● **Tasks and exercises**:
A: Using the OSMX64 register text, explain why the branch link register is used when a subroutine is called.
B: In the OSMX64 register text, replace "subroutine" with "procedure" and write out the passage starting with "When calling a" and going on through "be directly read/written.".

● **Extracted text**:

○ ○ ○

OSMX64 is a 64-bit multi-core SoC architecture designed to be fast, efficient, and low-cost.

## Registers

Registers store data which can be accessed at any time. These include special registers for

| Name       | Size     | Purpose                             |
| ---------- | -------- | ----------------------------------- |
| `x0`       | 64 bits  | Read-only, always `0`               |
| `x1`-`x15` | 64 bits  | General purpose, read-write         |
| `f0`-`f7`  | 32 bits  | IEEE 754 single-precision number    |
| `d0`-`d7`  | 64 bits  | IEEE 754 double-precision number    |
| `v0`-`v7`  | 512 bits | SIMD vector data                    |
| `pc`       | 64 bits  | Program counter, `0` on startup     |
| `sp`       | 64 bits  | Stack pointer                       |
| `fp`       | 64 bits  | Frame pointer                       |
| `ptp`      | 64 bits  | Page tree pointer                   |

## Link Registers

The link registers are for storing specific return addresses from a subroutine

| Name       | Size     | Purpose                                           |
| ---------- | -------- | ---------------------------
| `blr`      | 64 bits  | Branch Link Register      |
| `ilr`      | 64 bits  | Interrupt Link Register   |

When calling a subroutine, it will need to know where to return to
when the execution finishes. To achieve this, we use the branch link
register (BLR). In situations where an interrupt has occurred on the
system, the CPU would need to know where to return to from the interrupt
context, in cases such as this, we'd use the Interrupt Link Register (ILR).

### Internal Registers

Only accessed by the CPU for certain instructions. Cannot be directly read/written.

| Name  | Size    | Purpose                     |
| ----- | ------- | --------------------------- |
| `rp`  | 64 bits | Return pointer for branches |
| `ins` | 64 bits | Current instruction at `pc` |

## Special Registers

OSMX64 provides "special" control registers that may vary depending on the chip
revision. These registers typically include chip-specific mode/control bits to
configure the processor for certain modes of operations, etc. These registers
cannot be accessed via the "mov" instruction and instead rely on independent wrs/rrs
(i.e., special register write / special register read) instructions.

○ ○ ○

● **Provided data**:
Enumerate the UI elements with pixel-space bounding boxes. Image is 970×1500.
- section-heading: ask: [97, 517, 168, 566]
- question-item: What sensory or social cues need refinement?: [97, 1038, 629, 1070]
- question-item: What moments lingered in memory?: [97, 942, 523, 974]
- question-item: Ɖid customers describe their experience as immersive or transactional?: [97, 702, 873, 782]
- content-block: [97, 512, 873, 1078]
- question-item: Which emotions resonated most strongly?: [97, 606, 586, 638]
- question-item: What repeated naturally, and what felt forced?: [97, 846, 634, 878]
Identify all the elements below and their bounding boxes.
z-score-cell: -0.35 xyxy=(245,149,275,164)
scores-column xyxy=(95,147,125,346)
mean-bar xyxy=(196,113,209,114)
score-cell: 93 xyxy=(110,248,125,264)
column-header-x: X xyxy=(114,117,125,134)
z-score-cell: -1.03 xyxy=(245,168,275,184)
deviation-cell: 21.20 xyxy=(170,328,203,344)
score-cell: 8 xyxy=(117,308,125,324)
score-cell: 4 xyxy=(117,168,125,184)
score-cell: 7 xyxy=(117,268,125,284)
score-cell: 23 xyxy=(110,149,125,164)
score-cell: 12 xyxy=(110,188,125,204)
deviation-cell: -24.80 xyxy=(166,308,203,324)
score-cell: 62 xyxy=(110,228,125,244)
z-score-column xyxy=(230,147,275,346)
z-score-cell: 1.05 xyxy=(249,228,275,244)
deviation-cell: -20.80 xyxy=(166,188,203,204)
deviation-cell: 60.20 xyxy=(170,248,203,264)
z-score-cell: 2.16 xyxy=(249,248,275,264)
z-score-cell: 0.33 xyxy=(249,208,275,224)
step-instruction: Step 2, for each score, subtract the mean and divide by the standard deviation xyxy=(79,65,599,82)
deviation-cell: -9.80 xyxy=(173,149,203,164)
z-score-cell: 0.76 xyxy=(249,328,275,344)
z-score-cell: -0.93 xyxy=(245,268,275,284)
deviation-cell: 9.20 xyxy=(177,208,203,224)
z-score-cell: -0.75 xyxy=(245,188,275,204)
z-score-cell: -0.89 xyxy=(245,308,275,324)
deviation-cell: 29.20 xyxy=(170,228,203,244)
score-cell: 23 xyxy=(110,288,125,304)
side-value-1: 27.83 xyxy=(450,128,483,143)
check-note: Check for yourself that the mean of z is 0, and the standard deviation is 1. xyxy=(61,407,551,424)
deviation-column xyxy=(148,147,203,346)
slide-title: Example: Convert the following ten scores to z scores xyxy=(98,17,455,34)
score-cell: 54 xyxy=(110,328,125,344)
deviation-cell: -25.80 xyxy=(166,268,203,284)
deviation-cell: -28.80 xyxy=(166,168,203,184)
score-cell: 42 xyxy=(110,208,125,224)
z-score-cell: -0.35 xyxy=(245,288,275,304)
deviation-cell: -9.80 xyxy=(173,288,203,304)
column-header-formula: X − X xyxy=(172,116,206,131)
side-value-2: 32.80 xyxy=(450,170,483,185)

○ ○ ○

● **Answers to the tasks**:
A: When a subroutine is called, it needs to know where to return to once its execution finishes. The branch link register (BLR) provides that return location.

B:
When calling a procedure, it will need to know where to return to
when the execution finishes. To achieve this, we use the branch link
register (BLR). In situations where an interrupt has occurred on the
system, the CPU would need to know where to return to from the interrupt
context, in cases such as this, we'd use the Interrupt Link Register (ILR).

### Internal Registers

Only accessed by the CPU for certain instructions. Cannot be directly read/written.